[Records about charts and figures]
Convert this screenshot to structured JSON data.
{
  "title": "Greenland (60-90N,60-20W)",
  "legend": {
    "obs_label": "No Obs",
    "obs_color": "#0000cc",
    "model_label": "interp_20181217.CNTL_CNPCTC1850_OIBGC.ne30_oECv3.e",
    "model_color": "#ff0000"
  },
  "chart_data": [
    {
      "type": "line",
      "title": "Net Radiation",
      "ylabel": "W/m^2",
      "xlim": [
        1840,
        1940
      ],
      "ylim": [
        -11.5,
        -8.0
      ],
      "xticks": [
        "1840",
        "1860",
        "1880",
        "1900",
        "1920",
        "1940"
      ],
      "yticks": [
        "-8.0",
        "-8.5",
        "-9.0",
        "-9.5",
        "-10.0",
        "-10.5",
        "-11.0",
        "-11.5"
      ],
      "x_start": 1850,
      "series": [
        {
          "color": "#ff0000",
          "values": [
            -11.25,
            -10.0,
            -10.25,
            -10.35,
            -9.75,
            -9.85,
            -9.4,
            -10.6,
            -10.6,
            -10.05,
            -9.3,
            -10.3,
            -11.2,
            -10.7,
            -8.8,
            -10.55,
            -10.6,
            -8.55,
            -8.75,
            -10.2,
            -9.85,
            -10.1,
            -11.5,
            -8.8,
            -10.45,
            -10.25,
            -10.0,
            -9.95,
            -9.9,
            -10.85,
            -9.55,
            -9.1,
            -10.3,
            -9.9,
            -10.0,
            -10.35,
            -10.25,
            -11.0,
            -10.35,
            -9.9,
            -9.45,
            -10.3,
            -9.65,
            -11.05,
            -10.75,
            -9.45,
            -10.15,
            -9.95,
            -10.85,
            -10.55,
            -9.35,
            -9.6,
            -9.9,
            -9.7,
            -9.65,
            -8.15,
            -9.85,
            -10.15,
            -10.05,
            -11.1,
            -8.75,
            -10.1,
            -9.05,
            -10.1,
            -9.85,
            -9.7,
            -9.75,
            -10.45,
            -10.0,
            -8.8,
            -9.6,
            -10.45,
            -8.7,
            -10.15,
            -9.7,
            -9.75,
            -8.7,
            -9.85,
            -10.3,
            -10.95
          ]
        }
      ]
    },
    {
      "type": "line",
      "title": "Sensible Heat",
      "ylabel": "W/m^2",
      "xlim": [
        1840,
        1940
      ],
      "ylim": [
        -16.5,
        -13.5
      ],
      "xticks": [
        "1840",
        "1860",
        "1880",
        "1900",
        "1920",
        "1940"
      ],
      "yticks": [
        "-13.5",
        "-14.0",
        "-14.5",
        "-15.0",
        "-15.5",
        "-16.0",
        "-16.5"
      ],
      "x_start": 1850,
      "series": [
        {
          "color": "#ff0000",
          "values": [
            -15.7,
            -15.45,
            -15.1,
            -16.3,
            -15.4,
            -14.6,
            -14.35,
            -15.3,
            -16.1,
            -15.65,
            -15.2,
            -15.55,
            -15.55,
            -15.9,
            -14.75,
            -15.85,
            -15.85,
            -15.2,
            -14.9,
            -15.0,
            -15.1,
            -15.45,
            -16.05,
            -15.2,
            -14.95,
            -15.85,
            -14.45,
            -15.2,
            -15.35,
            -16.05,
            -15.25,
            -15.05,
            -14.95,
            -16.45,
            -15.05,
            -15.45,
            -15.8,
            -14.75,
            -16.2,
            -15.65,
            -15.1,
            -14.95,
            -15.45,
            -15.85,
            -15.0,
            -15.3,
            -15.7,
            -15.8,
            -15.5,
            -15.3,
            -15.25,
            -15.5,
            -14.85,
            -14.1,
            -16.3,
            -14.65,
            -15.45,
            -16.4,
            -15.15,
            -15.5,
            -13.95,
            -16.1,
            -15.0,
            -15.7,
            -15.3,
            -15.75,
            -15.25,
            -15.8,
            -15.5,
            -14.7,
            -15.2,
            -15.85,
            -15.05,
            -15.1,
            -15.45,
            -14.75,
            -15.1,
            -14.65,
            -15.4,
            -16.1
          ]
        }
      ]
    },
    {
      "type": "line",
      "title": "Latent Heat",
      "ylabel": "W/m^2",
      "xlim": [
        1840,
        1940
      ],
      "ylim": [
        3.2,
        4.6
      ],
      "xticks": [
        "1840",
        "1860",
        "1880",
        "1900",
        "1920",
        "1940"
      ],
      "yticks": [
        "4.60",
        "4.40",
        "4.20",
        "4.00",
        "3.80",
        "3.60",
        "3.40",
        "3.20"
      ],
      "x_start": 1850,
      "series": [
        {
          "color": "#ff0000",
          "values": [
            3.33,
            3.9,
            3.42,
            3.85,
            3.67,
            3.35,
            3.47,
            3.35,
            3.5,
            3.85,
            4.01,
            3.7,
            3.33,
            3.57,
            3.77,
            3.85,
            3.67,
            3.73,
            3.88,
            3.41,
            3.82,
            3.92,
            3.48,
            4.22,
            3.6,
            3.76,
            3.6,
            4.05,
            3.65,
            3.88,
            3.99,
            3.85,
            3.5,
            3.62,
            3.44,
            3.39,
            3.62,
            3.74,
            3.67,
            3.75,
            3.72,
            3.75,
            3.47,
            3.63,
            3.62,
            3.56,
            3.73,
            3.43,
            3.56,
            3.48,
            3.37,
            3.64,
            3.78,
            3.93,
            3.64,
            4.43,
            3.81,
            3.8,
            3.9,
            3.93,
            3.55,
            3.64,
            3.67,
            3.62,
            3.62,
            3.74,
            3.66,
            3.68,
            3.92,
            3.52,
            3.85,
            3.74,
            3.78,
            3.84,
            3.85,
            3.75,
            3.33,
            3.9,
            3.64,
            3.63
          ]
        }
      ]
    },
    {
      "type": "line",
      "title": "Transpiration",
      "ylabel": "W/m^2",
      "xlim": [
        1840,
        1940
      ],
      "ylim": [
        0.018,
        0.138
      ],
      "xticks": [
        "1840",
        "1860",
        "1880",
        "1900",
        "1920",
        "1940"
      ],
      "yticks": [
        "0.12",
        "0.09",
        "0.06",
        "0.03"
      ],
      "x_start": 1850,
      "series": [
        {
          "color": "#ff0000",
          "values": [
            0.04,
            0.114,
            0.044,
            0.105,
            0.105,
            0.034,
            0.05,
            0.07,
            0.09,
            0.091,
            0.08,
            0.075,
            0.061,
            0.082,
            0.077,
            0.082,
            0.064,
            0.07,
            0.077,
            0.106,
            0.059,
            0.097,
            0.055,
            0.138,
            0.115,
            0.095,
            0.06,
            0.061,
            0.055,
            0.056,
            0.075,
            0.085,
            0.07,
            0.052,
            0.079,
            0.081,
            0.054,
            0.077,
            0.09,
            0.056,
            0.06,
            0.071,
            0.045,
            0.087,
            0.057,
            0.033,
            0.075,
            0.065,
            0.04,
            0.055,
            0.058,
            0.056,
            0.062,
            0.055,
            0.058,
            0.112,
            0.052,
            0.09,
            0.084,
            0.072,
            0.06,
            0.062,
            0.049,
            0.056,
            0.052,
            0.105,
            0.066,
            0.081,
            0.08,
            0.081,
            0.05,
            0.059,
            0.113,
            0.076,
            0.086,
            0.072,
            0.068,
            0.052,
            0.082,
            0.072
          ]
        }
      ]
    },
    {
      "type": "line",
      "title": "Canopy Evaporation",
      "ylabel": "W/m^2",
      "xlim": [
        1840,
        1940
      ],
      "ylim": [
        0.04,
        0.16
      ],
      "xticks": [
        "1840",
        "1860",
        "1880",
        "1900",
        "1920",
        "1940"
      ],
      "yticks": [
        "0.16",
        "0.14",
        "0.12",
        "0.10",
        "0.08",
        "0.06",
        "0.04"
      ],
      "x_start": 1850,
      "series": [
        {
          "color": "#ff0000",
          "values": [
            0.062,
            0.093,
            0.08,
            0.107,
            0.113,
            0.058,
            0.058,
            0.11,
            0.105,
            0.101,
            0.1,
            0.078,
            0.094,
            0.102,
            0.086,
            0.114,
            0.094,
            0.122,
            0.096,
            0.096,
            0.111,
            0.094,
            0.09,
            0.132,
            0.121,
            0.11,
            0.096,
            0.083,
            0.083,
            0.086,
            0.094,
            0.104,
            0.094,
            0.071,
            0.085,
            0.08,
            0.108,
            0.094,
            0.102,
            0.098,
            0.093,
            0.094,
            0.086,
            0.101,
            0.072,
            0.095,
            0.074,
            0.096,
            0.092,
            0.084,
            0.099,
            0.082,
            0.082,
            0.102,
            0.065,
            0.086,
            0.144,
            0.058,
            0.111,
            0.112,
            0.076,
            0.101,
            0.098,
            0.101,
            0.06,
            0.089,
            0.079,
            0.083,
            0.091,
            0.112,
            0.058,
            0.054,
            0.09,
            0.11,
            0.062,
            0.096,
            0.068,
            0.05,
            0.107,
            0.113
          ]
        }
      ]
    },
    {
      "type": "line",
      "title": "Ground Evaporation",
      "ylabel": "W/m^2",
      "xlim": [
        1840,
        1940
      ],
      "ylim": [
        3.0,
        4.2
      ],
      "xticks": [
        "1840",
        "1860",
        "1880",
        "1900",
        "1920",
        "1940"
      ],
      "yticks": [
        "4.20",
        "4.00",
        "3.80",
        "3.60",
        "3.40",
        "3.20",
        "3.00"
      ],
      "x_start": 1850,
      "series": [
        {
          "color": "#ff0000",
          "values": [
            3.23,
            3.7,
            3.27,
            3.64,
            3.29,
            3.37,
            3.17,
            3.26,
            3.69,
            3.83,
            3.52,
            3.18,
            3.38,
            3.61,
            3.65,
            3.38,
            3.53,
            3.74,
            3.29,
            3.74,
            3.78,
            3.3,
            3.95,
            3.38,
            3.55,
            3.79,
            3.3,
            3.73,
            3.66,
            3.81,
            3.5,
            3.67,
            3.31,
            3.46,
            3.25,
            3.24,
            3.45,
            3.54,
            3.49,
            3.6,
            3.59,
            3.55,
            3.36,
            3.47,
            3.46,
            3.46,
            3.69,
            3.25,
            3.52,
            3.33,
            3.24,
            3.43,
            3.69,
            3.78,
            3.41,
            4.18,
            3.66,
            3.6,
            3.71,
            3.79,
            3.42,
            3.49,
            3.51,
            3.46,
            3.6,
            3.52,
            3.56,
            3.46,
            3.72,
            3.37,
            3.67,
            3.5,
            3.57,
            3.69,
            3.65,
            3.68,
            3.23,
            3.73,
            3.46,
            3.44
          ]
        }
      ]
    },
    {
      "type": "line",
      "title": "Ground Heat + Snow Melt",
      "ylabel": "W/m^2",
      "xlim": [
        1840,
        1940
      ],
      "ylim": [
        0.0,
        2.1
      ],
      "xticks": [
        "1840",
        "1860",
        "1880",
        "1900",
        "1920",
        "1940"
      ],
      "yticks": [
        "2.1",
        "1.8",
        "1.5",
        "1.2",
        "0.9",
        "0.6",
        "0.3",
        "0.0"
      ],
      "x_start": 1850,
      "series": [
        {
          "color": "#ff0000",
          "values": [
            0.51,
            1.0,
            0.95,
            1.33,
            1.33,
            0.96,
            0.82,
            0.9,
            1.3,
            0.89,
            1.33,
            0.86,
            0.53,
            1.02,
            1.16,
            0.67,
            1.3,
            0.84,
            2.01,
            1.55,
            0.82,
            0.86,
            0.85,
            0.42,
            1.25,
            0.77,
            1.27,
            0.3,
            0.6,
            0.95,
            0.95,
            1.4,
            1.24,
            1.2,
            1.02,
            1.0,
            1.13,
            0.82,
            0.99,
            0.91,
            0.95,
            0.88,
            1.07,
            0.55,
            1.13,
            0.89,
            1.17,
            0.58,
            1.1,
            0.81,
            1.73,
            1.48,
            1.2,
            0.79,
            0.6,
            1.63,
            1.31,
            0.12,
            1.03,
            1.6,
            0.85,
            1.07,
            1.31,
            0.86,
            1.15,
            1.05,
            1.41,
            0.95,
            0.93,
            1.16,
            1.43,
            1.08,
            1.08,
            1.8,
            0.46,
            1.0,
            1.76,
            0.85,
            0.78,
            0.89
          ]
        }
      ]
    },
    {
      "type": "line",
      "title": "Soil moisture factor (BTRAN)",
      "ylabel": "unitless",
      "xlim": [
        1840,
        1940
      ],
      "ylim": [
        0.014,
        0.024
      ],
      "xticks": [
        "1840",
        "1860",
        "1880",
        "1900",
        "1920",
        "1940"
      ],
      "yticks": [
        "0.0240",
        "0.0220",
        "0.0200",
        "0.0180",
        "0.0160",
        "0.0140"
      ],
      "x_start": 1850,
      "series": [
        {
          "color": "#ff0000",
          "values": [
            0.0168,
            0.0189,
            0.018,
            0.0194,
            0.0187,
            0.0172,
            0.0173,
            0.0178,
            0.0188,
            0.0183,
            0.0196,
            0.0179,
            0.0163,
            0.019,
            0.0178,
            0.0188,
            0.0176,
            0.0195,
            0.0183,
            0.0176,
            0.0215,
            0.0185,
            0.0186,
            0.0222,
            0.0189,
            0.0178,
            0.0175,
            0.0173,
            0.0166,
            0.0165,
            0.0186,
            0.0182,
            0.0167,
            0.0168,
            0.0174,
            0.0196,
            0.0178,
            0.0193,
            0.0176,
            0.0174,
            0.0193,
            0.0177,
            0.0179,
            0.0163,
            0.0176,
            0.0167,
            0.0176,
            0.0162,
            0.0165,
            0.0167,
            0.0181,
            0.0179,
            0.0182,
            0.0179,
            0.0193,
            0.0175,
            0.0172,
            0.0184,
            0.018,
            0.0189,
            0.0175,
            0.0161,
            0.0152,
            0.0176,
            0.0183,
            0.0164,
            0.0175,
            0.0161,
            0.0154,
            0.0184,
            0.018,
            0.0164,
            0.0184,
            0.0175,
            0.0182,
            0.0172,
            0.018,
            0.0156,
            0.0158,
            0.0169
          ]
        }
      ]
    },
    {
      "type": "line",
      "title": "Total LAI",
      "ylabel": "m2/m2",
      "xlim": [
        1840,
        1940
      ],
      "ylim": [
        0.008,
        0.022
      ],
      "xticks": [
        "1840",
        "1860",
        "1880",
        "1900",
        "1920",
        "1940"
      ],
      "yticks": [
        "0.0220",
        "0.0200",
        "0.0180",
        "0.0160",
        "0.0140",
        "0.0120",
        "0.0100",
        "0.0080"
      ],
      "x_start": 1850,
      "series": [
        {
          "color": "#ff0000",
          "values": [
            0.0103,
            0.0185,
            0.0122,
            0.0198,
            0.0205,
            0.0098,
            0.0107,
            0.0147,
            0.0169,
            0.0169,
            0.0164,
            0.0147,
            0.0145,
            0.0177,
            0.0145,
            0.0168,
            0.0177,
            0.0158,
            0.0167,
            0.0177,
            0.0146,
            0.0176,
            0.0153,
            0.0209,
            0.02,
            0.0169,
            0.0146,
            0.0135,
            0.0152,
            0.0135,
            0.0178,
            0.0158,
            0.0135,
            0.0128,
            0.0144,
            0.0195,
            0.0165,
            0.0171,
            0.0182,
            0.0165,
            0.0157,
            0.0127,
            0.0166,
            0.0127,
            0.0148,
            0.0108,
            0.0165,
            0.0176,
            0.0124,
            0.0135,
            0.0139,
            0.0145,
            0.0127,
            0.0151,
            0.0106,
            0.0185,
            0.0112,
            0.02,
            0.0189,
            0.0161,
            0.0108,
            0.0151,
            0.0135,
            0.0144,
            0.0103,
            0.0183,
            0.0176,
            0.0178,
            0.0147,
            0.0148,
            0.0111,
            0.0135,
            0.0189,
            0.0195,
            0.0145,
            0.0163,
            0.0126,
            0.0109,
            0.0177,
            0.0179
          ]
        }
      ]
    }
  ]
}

= To do =
Pull out all lines of the data with the string "title".

= Result =
  "title": "Greenland (60-90N,60-20W)",
      "title": "Net Radiation",
      "title": "Sensible Heat",
      "title": "Latent Heat",
      "title": "Transpiration",
      "title": "Canopy Evaporation",
      "title": "Ground Evaporation",
      "title": "Ground Heat + Snow Melt",
      "title": "Soil moisture factor (BTRAN)",
      "title": "Total LAI",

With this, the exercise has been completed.